Skip the pictures and restate, word for word, the lines from the one containing "Give me a plain-text" to the end of the data below.

• _Source data_
═══

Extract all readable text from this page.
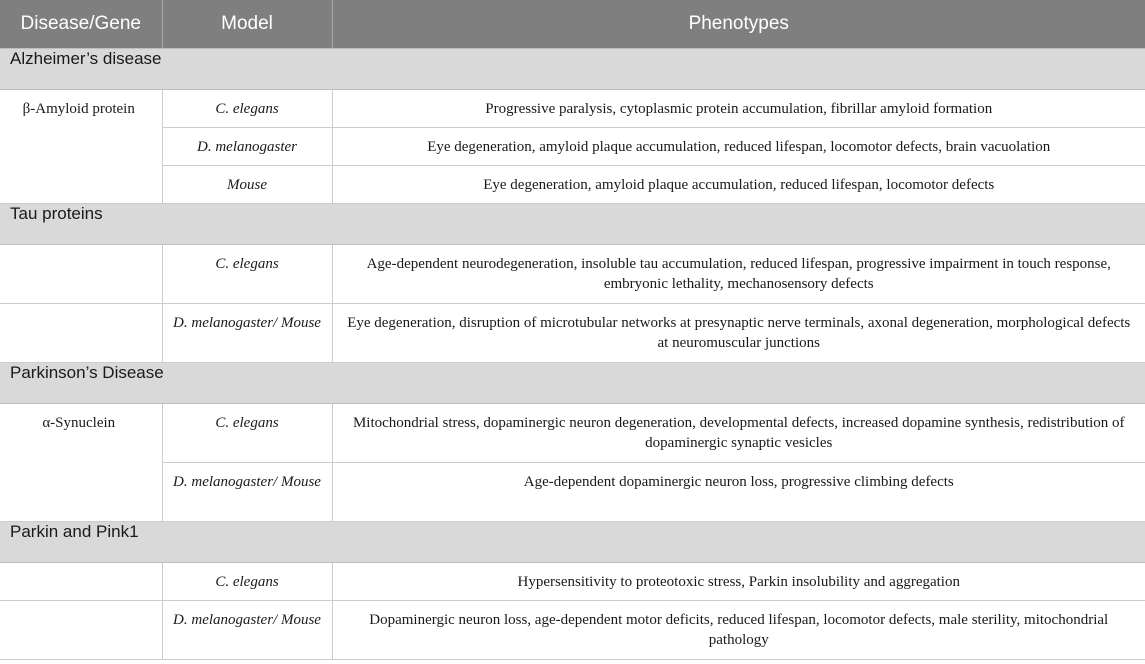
Disease/Gene	Model	Phenotypes
Alzheimer’s disease		
β-Amyloid protein	C. elegans	Progressive paralysis, cytoplasmic protein accumulation, fibrillar amyloid formation
	D. melanogaster	Eye degeneration, amyloid plaque accumulation, reduced lifespan, locomotor defects, brain vacuolation
	Mouse	Eye degeneration, amyloid plaque accumulation, reduced lifespan, locomotor defects
Tau proteins		
	C. elegans	Age-dependent neurodegeneration, insoluble tau accumulation, reduced lifespan, progressive impairment in touch response, embryonic lethality, mechanosensory defects
	D. melanogaster/ Mouse	Eye degeneration, disruption of microtubular networks at presynaptic nerve terminals, axonal degeneration, morphological defects at neuromuscular junctions
Parkinson’s Disease		
α-Synuclein	C. elegans	Mitochondrial stress, dopaminergic neuron degeneration, developmental defects, increased dopamine synthesis, redistribution of dopaminergic synaptic vesicles
	D. melanogaster/ Mouse	Age-dependent dopaminergic neuron loss, progressive climbing defects
Parkin and Pink1		
	C. elegans	Hypersensitivity to proteotoxic stress, Parkin insolubility and aggregation
	D. melanogaster/ Mouse	Dopaminergic neuron loss, age-dependent motor deficits, reduced lifespan, locomotor defects, male sterility, mitochondrial pathology
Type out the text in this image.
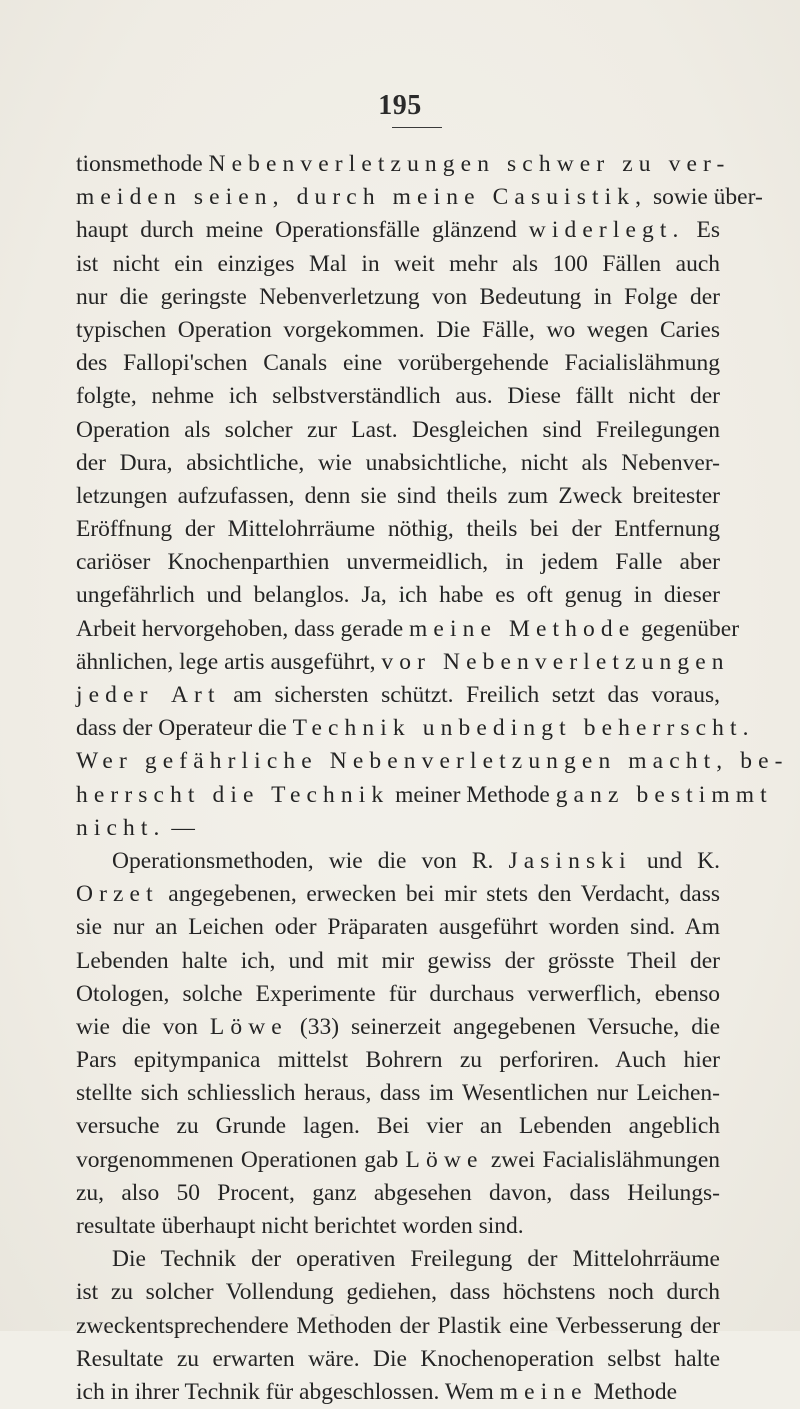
195
tionsmethode Nebenverletzungen schwer zu ver-
meiden seien, durch meine Casuistik, sowie über-
haupt durch meine Operationsfälle glänzend widerlegt. Es
ist nicht ein einziges Mal in weit mehr als 100 Fällen auch
nur die geringste Nebenverletzung von Bedeutung in Folge der
typischen Operation vorgekommen. Die Fälle, wo wegen Caries
des Fallopi'schen Canals eine vorübergehende Facialislähmung
folgte, nehme ich selbstverständlich aus. Diese fällt nicht der
Operation als solcher zur Last. Desgleichen sind Freilegungen
der Dura, absichtliche, wie unabsichtliche, nicht als Nebenver-
letzungen aufzufassen, denn sie sind theils zum Zweck breitester
Eröffnung der Mittelohrräume nöthig, theils bei der Entfernung
cariöser Knochenparthien unvermeidlich, in jedem Falle aber
ungefährlich und belanglos. Ja, ich habe es oft genug in dieser
Arbeit hervorgehoben, dass gerade meine Methode gegenüber
ähnlichen, lege artis ausgeführt, vor Nebenverletzungen
jeder Art am sichersten schützt. Freilich setzt das voraus,
dass der Operateur die Technik unbedingt beherrscht.
Wer gefährliche Nebenverletzungen macht, be-
herrscht die Technik meiner Methode ganz bestimmt
nicht. —
Operationsmethoden, wie die von R. Jasinski und K.
Orzet angegebenen, erwecken bei mir stets den Verdacht, dass
sie nur an Leichen oder Präparaten ausgeführt worden sind. Am
Lebenden halte ich, und mit mir gewiss der grösste Theil der
Otologen, solche Experimente für durchaus verwerflich, ebenso
wie die von Löwe (33) seinerzeit angegebenen Versuche, die
Pars epitympanica mittelst Bohrern zu perforiren. Auch hier
stellte sich schliesslich heraus, dass im Wesentlichen nur Leichen-
versuche zu Grunde lagen. Bei vier an Lebenden angeblich
vorgenommenen Operationen gab Löwe zwei Facialislähmungen
zu, also 50 Procent, ganz abgesehen davon, dass Heilungs-
resultate überhaupt nicht berichtet worden sind.
Die Technik der operativen Freilegung der Mittelohrräume
ist zu solcher Vollendung gediehen, dass höchstens noch durch
zweckentsprechendere Methoden der Plastik eine Verbesserung der
Resultate zu erwarten wäre. Die Knochenoperation selbst halte
ich in ihrer Technik für abgeschlossen. Wem meine Methode
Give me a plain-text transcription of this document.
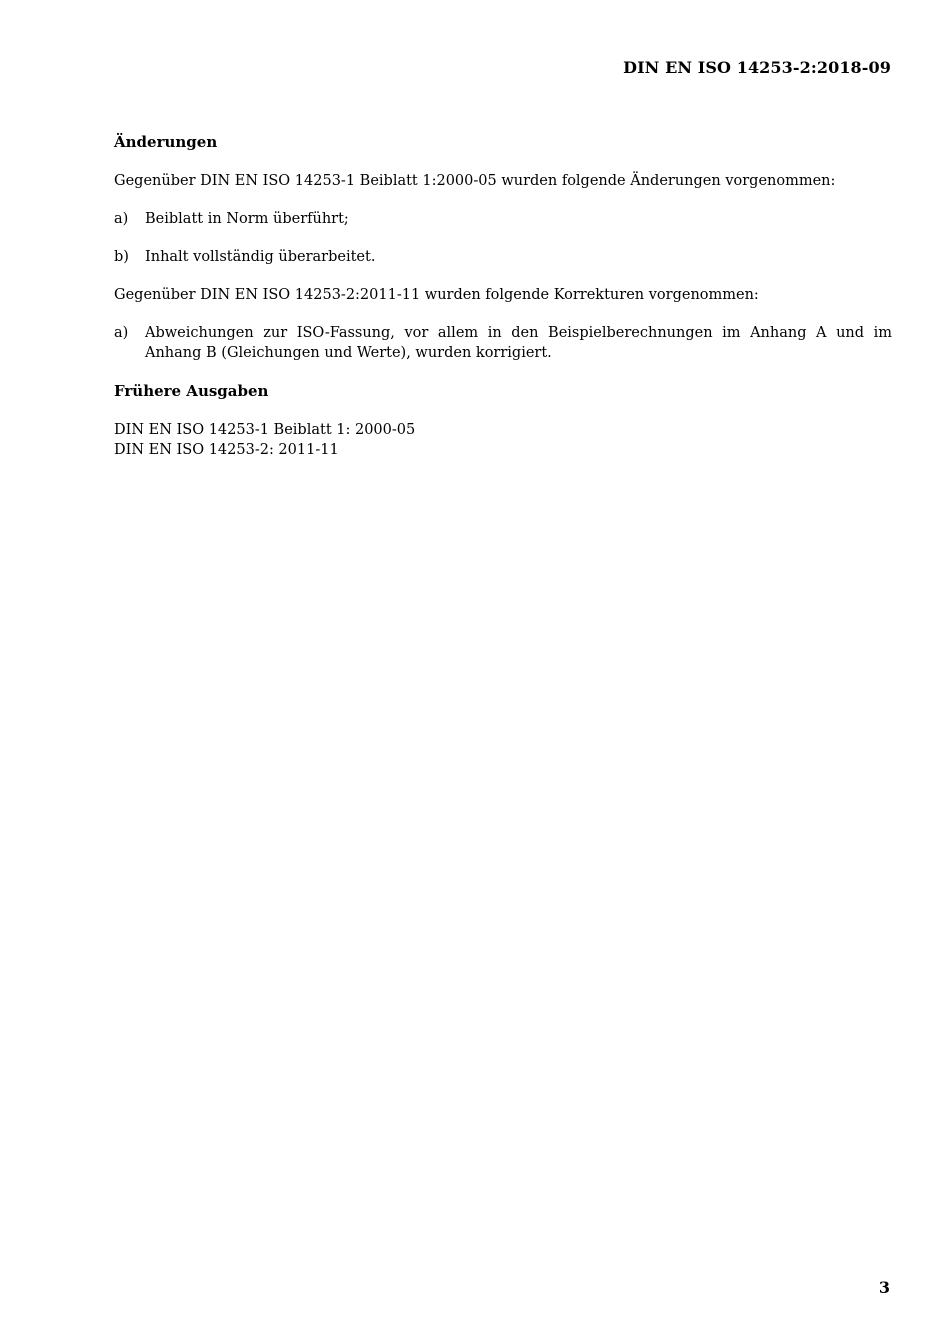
DIN EN ISO 14253-2:2018-09
Änderungen

Gegenüber DIN EN ISO 14253-1 Beiblatt 1:2000-05 wurden folgende Änderungen vorgenommen:

a)	Beiblatt in Norm überführt;
b)	Inhalt vollständig überarbeitet.

Gegenüber DIN EN ISO 14253-2:2011-11 wurden folgende Korrekturen vorgenommen:

a)	Abweichungen zur ISO-Fassung, vor allem in den Beispielberechnungen im Anhang A und im Anhang B (Gleichungen und Werte), wurden korrigiert.
Frühere Ausgaben

DIN EN ISO 14253-1 Beiblatt 1: 2000-05

DIN EN ISO 14253-2: 2011-11

3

═══

• _Task result_
Give me a plain-text transcription of this document.
DIN EN ISO 14253-2:2018-09
Änderungen

Gegenüber DIN EN ISO 14253-1 Beiblatt 1:2000-05 wurden folgende Änderungen vorgenommen:

a)	Beiblatt in Norm überführt;
b)	Inhalt vollständig überarbeitet.

Gegenüber DIN EN ISO 14253-2:2011-11 wurden folgende Korrekturen vorgenommen:

a)	Abweichungen zur ISO-Fassung, vor allem in den Beispielberechnungen im Anhang A und im Anhang B (Gleichungen und Werte), wurden korrigiert.
Frühere Ausgaben

DIN EN ISO 14253-1 Beiblatt 1: 2000-05

DIN EN ISO 14253-2: 2011-11

3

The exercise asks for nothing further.